__PROVIDED RECORDS__.
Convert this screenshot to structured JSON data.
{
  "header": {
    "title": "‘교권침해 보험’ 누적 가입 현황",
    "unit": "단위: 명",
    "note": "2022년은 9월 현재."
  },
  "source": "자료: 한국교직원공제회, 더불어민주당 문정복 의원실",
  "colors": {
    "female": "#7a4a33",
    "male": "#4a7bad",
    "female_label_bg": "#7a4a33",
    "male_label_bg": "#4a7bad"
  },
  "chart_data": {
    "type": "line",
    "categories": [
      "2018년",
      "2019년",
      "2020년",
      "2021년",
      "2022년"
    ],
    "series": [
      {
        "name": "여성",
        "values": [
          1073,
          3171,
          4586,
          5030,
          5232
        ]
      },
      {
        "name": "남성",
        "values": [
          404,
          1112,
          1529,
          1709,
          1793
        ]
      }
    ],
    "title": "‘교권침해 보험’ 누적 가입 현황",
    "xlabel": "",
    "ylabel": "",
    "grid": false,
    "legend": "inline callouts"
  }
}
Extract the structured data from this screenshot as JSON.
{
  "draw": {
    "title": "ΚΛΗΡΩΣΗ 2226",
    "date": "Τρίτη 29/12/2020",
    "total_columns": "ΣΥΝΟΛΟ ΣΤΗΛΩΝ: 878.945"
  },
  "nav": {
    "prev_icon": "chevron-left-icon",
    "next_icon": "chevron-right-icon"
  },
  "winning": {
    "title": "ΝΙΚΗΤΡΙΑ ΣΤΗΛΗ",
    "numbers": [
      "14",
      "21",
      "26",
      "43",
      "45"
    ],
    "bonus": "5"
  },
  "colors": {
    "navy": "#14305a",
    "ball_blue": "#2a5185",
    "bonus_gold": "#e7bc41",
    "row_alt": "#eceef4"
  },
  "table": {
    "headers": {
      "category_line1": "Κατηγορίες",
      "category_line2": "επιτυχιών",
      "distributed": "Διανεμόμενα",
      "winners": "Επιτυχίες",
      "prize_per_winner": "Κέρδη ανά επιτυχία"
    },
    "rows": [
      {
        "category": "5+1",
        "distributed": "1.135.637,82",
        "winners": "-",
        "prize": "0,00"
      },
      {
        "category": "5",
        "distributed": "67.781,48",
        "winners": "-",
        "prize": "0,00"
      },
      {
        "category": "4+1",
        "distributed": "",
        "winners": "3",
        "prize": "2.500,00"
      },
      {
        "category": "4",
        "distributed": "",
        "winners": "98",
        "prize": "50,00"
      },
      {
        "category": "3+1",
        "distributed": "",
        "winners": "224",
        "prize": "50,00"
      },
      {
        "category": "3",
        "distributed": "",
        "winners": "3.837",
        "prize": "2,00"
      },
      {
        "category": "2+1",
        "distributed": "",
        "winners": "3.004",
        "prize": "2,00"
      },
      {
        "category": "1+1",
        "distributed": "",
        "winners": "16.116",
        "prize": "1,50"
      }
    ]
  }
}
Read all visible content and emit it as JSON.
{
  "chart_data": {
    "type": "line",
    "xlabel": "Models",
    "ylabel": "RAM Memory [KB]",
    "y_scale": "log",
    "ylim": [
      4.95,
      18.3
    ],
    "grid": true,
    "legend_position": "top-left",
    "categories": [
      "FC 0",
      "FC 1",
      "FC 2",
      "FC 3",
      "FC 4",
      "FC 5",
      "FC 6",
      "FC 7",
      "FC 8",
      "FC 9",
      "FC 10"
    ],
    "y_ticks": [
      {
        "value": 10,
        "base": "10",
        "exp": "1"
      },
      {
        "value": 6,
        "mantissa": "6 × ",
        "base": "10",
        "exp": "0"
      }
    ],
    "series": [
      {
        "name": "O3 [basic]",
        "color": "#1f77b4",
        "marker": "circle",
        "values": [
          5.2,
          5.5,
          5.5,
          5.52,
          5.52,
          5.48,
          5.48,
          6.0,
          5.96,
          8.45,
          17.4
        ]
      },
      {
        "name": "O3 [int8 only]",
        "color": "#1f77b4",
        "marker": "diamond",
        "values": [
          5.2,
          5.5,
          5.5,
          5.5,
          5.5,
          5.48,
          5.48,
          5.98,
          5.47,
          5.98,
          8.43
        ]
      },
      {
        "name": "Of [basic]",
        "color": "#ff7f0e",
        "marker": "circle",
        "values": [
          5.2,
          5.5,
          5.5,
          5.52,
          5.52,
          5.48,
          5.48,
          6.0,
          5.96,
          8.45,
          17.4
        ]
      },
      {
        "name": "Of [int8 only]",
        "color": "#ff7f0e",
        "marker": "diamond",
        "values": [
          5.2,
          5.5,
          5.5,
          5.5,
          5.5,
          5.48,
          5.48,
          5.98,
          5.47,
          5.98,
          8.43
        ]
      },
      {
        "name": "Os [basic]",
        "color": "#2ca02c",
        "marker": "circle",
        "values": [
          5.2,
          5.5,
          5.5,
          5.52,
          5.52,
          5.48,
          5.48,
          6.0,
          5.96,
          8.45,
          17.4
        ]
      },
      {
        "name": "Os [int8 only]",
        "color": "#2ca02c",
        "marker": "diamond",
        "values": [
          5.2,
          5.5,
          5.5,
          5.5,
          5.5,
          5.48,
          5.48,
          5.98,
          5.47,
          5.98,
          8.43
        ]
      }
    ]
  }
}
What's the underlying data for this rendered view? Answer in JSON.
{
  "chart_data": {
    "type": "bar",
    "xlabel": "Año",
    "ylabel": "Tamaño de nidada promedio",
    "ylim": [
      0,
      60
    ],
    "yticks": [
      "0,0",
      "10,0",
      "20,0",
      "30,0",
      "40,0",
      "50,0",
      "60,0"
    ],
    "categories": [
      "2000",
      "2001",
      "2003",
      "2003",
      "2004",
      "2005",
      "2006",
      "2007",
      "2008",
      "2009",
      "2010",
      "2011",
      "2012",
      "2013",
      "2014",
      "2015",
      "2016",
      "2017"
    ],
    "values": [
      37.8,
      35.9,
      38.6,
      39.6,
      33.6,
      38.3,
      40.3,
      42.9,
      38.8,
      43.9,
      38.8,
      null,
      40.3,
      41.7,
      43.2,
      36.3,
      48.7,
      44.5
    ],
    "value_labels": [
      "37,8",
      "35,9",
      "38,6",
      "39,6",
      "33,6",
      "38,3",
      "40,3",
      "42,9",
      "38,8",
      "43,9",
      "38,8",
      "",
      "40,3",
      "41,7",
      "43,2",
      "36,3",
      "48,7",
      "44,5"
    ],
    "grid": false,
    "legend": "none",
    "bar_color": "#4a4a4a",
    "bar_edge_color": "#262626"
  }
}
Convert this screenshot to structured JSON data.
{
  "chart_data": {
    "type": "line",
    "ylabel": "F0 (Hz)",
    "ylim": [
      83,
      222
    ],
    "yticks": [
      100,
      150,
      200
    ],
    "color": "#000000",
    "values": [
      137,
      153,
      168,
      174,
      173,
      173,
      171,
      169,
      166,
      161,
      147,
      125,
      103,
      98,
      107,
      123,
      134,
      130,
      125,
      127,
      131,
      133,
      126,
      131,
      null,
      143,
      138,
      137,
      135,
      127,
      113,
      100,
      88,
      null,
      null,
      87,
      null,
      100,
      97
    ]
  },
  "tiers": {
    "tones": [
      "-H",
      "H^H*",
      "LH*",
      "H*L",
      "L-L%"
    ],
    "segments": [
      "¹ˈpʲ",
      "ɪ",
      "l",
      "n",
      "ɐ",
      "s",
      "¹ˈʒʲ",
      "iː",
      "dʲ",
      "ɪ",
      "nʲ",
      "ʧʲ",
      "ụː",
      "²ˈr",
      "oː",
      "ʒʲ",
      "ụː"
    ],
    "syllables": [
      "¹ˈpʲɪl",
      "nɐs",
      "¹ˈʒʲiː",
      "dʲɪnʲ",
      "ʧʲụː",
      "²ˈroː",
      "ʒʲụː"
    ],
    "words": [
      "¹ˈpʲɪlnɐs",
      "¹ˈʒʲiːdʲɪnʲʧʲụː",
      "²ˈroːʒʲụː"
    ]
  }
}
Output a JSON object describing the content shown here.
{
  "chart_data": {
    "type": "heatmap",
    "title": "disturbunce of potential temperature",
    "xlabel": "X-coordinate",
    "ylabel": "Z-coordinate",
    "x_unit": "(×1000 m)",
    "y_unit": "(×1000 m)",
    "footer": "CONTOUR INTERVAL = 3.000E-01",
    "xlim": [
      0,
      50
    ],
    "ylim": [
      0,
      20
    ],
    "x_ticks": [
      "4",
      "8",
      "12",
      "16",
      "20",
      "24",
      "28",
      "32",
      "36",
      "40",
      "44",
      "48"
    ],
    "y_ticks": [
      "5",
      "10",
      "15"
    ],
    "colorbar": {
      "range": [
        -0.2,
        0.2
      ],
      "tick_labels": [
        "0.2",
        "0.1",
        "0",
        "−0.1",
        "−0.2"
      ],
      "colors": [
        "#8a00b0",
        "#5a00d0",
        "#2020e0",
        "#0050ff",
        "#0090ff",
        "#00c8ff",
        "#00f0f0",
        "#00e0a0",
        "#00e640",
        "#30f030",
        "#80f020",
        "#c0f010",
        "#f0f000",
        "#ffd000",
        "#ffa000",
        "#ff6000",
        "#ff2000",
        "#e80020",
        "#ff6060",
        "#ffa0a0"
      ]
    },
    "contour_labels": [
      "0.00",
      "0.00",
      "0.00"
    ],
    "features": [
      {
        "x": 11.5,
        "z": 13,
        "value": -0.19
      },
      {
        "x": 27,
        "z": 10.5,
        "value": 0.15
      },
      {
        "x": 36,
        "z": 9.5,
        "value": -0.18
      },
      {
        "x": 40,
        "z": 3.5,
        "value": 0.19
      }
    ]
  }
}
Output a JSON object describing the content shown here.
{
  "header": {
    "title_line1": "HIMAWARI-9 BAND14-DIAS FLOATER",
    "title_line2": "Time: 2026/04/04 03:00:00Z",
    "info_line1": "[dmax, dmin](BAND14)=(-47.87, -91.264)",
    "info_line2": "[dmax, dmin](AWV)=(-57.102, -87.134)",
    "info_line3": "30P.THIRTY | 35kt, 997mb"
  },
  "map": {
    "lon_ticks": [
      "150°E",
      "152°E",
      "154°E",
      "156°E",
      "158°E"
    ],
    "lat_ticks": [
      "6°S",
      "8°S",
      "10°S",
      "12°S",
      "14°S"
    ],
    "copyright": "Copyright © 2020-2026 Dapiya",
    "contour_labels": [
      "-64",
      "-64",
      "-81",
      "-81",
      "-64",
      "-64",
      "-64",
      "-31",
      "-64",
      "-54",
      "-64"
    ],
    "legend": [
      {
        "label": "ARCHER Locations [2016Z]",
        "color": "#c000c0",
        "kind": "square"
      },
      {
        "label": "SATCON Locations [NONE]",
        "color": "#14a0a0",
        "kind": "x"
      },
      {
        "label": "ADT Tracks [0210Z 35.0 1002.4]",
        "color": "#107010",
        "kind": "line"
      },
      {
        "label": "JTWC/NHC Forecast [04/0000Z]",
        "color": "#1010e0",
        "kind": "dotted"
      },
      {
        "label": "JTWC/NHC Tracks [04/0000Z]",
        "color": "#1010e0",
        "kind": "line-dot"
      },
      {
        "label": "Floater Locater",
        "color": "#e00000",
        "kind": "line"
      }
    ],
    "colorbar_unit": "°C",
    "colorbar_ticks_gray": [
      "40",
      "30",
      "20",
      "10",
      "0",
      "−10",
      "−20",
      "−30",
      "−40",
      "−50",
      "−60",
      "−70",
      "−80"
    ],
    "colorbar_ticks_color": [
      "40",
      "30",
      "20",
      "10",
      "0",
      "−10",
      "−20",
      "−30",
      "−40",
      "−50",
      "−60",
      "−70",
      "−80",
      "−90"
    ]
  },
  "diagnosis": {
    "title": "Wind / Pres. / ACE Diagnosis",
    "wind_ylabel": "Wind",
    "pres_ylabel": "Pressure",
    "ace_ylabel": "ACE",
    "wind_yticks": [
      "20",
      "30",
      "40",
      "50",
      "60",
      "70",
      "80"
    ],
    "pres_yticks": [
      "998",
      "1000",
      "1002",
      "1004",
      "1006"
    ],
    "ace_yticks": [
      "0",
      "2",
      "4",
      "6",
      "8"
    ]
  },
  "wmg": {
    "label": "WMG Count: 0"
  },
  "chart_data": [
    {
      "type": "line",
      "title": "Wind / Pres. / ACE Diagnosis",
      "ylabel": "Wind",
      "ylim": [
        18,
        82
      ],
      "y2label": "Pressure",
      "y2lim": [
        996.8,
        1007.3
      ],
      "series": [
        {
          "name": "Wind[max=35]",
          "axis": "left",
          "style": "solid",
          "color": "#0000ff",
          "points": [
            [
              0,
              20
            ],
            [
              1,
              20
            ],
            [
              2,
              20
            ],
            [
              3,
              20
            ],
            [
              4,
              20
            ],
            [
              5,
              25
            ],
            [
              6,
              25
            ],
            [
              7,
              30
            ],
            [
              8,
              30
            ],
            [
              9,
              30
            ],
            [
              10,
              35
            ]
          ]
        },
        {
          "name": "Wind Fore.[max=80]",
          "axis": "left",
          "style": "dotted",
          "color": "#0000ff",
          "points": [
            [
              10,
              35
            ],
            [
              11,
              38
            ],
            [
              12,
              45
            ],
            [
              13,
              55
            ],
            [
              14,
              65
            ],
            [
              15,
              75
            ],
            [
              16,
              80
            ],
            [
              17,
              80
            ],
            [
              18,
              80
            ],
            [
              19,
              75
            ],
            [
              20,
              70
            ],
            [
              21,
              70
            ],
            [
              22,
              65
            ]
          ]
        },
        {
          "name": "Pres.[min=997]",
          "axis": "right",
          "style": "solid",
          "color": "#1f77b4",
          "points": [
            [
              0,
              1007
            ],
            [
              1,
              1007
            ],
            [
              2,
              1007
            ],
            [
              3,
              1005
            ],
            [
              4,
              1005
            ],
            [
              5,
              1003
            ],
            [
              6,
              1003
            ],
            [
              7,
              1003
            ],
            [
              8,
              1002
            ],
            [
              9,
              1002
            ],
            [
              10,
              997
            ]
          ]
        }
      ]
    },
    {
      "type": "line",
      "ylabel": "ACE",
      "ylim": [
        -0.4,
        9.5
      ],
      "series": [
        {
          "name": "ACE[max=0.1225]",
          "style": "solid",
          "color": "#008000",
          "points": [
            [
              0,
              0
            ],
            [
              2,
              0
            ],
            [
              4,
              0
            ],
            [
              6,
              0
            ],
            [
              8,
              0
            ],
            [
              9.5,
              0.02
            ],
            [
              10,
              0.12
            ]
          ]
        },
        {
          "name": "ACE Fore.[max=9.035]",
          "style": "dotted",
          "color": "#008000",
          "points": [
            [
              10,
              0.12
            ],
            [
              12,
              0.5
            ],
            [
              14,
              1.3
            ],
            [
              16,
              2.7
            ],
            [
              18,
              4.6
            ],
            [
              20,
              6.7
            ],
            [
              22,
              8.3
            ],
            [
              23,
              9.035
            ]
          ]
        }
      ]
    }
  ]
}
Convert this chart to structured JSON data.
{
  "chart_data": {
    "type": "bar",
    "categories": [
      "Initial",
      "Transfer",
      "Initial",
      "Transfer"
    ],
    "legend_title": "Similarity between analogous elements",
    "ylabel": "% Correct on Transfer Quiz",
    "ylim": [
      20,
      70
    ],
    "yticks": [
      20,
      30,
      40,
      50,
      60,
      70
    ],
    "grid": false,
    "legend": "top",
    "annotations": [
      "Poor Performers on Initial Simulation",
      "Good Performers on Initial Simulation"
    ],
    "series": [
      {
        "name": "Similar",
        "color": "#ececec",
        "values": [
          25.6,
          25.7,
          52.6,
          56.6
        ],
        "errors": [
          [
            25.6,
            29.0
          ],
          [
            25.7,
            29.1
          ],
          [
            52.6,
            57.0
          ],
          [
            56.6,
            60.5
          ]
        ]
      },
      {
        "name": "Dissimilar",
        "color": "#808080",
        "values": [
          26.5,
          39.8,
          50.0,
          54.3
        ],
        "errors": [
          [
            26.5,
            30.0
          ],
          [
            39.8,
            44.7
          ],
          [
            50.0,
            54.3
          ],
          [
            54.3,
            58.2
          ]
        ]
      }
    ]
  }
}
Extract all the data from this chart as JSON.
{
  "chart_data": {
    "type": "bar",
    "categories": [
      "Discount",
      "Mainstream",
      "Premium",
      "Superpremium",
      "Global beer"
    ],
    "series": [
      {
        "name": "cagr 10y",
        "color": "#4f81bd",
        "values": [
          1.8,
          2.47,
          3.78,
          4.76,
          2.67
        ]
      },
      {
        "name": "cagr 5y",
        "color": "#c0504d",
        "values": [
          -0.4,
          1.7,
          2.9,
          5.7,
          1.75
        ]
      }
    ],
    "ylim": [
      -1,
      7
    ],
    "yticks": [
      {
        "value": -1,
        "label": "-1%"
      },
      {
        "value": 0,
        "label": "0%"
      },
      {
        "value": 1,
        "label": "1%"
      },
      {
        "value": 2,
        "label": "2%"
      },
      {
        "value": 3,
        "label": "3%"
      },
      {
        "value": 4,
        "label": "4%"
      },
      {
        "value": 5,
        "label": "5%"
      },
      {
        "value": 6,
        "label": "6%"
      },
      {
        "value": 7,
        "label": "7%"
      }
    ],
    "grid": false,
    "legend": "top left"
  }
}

__WHAT THE EXERCISE ASKS__.
Find every line that has "dmax" in it, then return those lines.

__WRITTEN REPLY__.
    "info_line1": "[dmax, dmin](BAND14)=(-47.87, -91.264)",
    "info_line2": "[dmax, dmin](AWV)=(-57.102, -87.134)",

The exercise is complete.